■ **Enunciado A**:
Com base no trecho sobre o manuscrito Voynich, responda:
(i) Entre quantos glifos pode variar o alfabeto do texto?
(ii) Quantas vezes se repete a sequência de 17 caracteres no fol. 57v?
(iii) Com que instrumento foram escritas as letras "a", "b" e "c" nas margens superiores?
■ **Enunciado B**:
Cite, sem nenhuma alteração, a parte do trecho sobre o manuscrito Voynich que começa com as palavras "Espaços maiores dividem" e termina com "do fol. 49v.".
■ **Enunciado C**:
Prolongue o trecho sobre o manuscrito Voynich a partir do ponto em que ele termina.

O texto consiste em aproximadamente 170,000 glifos [1] separados uns dos outros por espaços curtos. Cada um dos glifos é formados com um ou dois traços simples e embora haja certa disputa entre especialistas sobre determinados glifos serem distintos ou não o livro apresenta um texto composto inteiramente por um alfabeto que pode variar entre 20 e 30 glifos, com a excessão de alguns caracteres raros que aparecem apenas uma ou duas vezes.
Espaços maiores dividem o texto em aproximadamente 35,000 “palavras” de comprimento variados, que parecem seguir algum princípio fonético ou ortográfico desconhecido. Alguns caracteres, por exemplo, aparecem em cada uma das palavras, como seria o caso de vogais, alguns caracteres nunca seguem outros, como o caso de P e B seguindo a letra M e nunca da letra N no nosso alfabeto, e alguns aparecem dobrados e mesmo triplicados enquanto outros nunca, como o caso de RR e SS em nossa escrita. Em vários lugares palavras curtas ou mesmo glifos individuais formam o que ficou conhecido como sequências, o significado delas ainda não é claro, mas elas merecem atenção especial:
– Tabelas de caracteres apagadas no fol. 1r.
– Na margem do fol. 49v.
– Uma sequência repetida quatro vezes de 17 caracteres e outras sequências no fol. 57v.
– Caracteres e palavras curtas na margem esquerda do fol. 66r.
– Caracteres individuais, acompanhados pelos numerais romanos I, II, III, IV e V na margem esquerda do f76r.
Além disso existem algumas linhas de texto e algumas palavras que não foram escritas com o alfabeto Voynich e outras que se encontram nas margens de algumas páginas, essas porções de texto são chamadas de “escrita estranha”. O que causa interesse sobre essa escrita é descobrir se ela foi adicionada pelo autor original ou por outras pessoas que tenham adquirido o manuscrito posteriormente:
– A assinatura apagada de Jacobus de Tepenec no fol. 1r.
– Tabelas de caracteres apagadas no fol. 1r.
– Um comentário ilegível próximo à margem superior do fol. 17r.
– Algumas palavras no fol. 66r, próximas ao corpo morto do que pode ser um homem ou uma mulher. R. Salomon interpretou este texto como as palavras em alemão “der Musdel”.
– Escritos similares estranhos, que talvez nem sejam texto no fol. 66v e fol. 86v3.
– As letras “a”, “b” e “c” escritas nas margens superiores de algumas páginas. Fol. 67r1, 2, fol. 68r1, 2, 3, fol. 70r1, 2. Elas foram claramente escritas usando um lápis e obviamente foram escritas por alguém que adquiriu o manuscrito muito depois de sua finalização.

■ **Lista de registros**:
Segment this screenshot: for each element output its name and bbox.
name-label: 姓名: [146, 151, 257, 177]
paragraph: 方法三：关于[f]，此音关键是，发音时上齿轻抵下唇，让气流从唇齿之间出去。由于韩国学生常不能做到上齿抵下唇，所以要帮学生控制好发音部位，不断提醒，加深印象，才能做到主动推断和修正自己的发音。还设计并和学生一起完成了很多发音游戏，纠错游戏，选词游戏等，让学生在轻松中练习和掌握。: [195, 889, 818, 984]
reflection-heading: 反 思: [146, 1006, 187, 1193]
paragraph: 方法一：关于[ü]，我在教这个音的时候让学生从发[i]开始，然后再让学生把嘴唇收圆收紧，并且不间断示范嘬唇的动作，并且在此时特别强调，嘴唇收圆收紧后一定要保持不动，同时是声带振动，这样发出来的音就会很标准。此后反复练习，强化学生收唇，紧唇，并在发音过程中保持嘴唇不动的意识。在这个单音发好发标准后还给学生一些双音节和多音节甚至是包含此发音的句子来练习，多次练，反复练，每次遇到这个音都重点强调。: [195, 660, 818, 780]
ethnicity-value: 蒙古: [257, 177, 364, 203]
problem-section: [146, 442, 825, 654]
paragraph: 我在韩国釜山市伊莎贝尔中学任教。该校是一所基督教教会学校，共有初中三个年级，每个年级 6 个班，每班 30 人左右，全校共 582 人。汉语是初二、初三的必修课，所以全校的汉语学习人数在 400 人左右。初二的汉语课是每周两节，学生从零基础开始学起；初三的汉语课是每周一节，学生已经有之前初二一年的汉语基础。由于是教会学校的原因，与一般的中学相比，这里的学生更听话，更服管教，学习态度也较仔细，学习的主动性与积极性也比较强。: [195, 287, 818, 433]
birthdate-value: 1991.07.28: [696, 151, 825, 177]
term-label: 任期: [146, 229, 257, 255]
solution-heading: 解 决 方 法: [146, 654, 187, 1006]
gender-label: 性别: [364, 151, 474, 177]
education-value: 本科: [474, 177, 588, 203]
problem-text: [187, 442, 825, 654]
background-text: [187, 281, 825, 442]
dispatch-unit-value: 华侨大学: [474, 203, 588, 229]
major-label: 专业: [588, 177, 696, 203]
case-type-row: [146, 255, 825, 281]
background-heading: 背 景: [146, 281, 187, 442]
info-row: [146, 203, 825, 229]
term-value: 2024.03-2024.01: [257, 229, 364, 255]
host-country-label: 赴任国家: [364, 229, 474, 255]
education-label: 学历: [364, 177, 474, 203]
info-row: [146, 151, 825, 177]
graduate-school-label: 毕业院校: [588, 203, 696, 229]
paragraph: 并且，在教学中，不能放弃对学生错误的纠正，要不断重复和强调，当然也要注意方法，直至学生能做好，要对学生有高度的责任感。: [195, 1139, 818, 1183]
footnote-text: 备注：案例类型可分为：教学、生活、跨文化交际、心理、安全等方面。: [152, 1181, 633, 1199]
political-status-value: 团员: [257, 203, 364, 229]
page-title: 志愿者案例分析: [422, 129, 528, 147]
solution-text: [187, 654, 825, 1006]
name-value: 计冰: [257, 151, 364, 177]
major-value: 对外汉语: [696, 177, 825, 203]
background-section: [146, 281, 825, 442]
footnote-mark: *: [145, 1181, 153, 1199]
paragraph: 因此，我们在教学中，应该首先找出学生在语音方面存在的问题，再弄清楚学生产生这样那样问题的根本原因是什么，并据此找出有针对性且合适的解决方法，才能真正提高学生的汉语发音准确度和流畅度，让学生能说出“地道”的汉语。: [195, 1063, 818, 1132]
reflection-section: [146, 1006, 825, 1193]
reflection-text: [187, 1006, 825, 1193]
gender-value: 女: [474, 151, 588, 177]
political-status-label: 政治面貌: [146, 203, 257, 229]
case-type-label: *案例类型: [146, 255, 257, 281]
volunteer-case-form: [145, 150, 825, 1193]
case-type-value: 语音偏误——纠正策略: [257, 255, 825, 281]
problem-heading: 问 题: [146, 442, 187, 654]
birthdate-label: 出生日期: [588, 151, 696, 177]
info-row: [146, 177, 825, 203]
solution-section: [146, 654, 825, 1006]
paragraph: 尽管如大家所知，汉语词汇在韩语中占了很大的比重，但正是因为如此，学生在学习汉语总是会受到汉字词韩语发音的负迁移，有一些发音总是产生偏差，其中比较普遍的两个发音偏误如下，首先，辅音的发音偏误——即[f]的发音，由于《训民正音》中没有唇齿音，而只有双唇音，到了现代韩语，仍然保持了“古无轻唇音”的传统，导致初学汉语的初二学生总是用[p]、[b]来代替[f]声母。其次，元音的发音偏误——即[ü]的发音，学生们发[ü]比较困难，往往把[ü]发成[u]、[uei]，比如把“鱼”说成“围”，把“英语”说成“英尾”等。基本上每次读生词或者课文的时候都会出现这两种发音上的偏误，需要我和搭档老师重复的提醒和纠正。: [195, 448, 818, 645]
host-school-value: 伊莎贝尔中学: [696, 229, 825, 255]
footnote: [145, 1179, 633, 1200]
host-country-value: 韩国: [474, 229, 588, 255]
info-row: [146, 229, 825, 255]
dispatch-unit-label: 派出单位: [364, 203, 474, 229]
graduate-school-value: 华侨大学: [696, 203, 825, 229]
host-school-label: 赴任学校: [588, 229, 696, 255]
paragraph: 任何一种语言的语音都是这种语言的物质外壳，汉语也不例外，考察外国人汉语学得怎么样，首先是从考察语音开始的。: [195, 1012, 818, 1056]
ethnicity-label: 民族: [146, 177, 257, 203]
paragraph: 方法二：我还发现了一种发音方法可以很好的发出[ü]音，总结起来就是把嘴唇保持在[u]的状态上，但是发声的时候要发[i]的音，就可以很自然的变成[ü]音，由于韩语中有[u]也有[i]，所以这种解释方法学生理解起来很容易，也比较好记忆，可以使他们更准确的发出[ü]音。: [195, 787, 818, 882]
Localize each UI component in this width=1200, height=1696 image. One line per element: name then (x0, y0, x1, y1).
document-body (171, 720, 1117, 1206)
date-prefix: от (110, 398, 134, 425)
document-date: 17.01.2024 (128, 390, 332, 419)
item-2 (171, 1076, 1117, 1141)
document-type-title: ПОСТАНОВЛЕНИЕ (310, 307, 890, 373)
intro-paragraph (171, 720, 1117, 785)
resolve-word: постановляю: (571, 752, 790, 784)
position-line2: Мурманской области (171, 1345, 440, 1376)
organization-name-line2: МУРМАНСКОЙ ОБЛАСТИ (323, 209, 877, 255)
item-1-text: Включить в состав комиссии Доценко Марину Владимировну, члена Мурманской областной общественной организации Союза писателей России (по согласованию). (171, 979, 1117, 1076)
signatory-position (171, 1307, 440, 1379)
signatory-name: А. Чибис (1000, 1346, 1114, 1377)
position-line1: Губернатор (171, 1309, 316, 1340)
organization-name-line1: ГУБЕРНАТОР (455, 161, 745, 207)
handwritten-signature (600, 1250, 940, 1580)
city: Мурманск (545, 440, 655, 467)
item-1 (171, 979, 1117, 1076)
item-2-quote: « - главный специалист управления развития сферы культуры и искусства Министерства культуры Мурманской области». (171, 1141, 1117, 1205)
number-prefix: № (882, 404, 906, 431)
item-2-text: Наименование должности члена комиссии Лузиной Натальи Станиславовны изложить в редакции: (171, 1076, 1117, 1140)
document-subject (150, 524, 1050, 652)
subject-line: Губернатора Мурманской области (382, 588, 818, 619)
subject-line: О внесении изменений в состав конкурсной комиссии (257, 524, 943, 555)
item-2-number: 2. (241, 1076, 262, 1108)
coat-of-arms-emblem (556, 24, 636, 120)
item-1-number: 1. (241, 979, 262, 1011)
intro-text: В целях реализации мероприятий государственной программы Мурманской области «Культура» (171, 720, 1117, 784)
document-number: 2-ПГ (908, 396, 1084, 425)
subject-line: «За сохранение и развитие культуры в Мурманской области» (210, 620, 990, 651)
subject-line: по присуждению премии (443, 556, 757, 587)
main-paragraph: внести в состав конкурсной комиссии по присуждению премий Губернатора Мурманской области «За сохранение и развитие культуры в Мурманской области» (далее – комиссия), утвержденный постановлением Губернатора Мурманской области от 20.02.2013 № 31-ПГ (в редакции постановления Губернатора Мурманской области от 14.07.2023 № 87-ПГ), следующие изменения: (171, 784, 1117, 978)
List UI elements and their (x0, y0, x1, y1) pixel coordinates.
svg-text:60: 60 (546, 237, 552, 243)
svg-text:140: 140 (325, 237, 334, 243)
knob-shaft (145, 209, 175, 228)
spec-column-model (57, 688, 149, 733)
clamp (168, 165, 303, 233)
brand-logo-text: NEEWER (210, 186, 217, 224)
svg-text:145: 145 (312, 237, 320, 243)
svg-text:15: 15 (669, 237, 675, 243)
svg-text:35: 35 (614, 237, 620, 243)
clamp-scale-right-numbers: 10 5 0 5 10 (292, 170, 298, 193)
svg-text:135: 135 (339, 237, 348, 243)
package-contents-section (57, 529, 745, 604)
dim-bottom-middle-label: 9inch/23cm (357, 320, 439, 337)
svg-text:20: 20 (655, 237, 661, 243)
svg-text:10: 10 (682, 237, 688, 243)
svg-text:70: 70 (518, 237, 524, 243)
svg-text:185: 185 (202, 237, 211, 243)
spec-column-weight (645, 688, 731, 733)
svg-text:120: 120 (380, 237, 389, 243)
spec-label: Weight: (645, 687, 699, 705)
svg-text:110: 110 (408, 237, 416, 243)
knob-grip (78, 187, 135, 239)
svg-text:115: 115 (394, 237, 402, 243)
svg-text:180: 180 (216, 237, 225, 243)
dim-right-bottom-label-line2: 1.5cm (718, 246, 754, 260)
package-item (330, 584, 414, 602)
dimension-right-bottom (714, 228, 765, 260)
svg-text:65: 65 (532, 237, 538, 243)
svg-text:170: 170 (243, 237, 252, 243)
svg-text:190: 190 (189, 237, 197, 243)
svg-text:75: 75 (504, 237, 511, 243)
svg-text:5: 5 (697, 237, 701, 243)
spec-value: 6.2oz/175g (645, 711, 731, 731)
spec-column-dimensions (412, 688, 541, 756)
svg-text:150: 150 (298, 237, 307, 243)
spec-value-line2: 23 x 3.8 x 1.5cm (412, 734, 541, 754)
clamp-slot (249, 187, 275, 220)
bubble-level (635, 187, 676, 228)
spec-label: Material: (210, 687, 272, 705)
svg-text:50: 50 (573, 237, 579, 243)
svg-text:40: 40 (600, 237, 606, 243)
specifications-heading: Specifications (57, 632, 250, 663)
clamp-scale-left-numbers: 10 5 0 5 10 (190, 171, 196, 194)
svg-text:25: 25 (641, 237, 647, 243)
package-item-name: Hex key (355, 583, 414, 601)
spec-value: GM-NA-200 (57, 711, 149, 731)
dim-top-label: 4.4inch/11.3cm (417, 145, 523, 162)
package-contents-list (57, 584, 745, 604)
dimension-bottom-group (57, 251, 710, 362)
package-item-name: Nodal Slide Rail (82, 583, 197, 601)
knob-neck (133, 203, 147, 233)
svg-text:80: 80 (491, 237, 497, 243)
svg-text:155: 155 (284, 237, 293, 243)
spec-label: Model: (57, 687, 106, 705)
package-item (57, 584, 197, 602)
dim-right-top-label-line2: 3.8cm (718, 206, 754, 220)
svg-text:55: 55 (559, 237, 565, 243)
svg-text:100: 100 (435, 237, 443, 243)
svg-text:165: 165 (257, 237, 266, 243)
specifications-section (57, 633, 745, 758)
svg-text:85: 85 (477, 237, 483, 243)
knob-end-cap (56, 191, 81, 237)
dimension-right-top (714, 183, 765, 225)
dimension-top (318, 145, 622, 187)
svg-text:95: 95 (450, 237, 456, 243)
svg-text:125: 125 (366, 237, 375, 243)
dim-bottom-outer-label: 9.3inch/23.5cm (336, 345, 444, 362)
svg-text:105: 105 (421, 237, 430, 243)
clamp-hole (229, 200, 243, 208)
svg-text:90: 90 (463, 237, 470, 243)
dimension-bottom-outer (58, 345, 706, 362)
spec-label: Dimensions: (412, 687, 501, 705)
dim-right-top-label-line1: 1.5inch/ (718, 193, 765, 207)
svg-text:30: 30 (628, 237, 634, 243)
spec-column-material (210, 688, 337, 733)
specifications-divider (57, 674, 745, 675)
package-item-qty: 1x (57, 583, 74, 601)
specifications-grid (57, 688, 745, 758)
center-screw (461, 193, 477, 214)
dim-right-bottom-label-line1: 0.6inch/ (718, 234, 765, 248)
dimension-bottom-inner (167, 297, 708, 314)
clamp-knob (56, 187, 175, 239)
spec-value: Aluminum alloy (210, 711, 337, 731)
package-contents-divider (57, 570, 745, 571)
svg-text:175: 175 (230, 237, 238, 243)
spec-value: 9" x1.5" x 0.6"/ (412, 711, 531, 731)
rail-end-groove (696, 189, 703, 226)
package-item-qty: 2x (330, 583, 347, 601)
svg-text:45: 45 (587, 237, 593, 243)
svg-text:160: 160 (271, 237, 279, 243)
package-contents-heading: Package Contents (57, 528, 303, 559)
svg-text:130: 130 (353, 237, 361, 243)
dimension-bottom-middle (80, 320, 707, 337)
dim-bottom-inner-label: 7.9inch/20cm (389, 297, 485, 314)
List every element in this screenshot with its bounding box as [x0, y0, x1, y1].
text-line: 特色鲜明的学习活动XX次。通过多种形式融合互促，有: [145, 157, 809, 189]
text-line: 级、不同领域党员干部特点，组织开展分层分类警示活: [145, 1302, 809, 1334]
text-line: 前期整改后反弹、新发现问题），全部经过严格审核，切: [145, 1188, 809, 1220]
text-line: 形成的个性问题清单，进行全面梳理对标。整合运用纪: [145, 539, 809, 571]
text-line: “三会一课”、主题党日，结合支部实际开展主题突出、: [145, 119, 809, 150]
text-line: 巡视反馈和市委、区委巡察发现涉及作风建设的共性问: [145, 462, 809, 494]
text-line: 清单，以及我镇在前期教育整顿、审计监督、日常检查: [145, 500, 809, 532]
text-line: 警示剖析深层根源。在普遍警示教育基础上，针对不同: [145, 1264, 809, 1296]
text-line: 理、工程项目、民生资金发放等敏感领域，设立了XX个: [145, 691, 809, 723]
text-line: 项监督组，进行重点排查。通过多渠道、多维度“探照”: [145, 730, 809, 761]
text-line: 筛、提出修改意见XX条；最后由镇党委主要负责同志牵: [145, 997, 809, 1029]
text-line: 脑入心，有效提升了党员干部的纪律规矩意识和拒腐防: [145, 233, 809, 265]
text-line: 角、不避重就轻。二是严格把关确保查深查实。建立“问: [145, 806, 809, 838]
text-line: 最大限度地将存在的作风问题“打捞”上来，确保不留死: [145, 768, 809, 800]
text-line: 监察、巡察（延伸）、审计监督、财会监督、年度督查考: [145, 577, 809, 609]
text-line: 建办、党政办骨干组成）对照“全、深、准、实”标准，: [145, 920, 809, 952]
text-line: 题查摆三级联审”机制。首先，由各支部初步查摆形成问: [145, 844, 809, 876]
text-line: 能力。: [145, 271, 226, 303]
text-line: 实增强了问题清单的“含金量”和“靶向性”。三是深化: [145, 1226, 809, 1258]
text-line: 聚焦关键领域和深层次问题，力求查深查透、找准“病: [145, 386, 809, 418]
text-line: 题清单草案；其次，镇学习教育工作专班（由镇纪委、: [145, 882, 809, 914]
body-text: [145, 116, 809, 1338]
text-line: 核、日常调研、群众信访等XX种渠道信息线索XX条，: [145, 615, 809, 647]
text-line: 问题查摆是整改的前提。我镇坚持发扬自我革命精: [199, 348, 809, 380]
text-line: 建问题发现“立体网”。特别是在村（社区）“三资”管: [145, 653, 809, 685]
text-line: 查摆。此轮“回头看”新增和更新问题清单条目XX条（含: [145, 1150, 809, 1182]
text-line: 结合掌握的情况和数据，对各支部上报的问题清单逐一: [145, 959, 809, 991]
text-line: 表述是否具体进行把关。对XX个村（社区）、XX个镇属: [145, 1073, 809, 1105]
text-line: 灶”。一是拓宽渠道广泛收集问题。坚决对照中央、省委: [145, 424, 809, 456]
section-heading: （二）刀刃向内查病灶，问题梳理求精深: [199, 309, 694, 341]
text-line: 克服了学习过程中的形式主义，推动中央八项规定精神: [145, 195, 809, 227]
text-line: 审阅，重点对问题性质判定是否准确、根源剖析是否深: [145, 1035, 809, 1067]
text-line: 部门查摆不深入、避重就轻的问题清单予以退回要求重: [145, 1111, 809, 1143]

■ **Resultado A**:
(i) Entre 20 e 30 glifos.
(ii) Quatro vezes.
(iii) Com um lápis.

■ **Resultado B**:
Espaços maiores dividem o texto em aproximadamente 35,000 “palavras” de comprimento variados, que parecem seguir algum princípio fonético ou ortográfico desconhecido. Alguns caracteres, por exemplo, aparecem em cada uma das palavras, como seria o caso de vogais, alguns caracteres nunca seguem outros, como o caso de P e B seguindo a letra M e nunca da letra N no nosso alfabeto, e alguns aparecem dobrados e mesmo triplicados enquanto outros nunca, como o caso de RR e SS em nossa escrita. Em vários lugares palavras curtas ou mesmo glifos individuais formam o que ficou conhecido como sequências, o significado delas ainda não é claro, mas elas merecem atenção especial:
– Tabelas de caracteres apagadas no fol. 1r.
– Na margem do fol. 49v.

■ **Resultado C**:
– Nomes de meses em uma língua ou dialeto que não foi completamente identificada em cada páginas zodiacal: fol. 70v2,1, fol. 71, fol. 72 and fol. 73.
– Três linhas do que parecem ser palavras mágicas no fol. 116v, possivelmente escritas por alguém que tentava decifrar o texto do manuscrito.
Em especial temos caracteres latinos solitários e a palavra “rot” escritos dentro das ilustrações de plantas, que foram notados depois que imagens coloridas em alta resolução do manuscrito foram divulgadas pela biblioteca Beinecke, que é quase certo, foram colocados ai pelo escriba original do manuscrito. Assim que perceberam a ligação desses escritos com o escriba original começaram a comparar o manuscrito com outras obras da época e em especial com um conhecido como MS 362, que faz parte do acervo da “Biblioteca Civica Bertoliana”, outro manuscrito botânico do século XV, e algumas pessoas a partir das comparações começaram a sugerir que a língua materna do escriba do manuscrito era o alemão.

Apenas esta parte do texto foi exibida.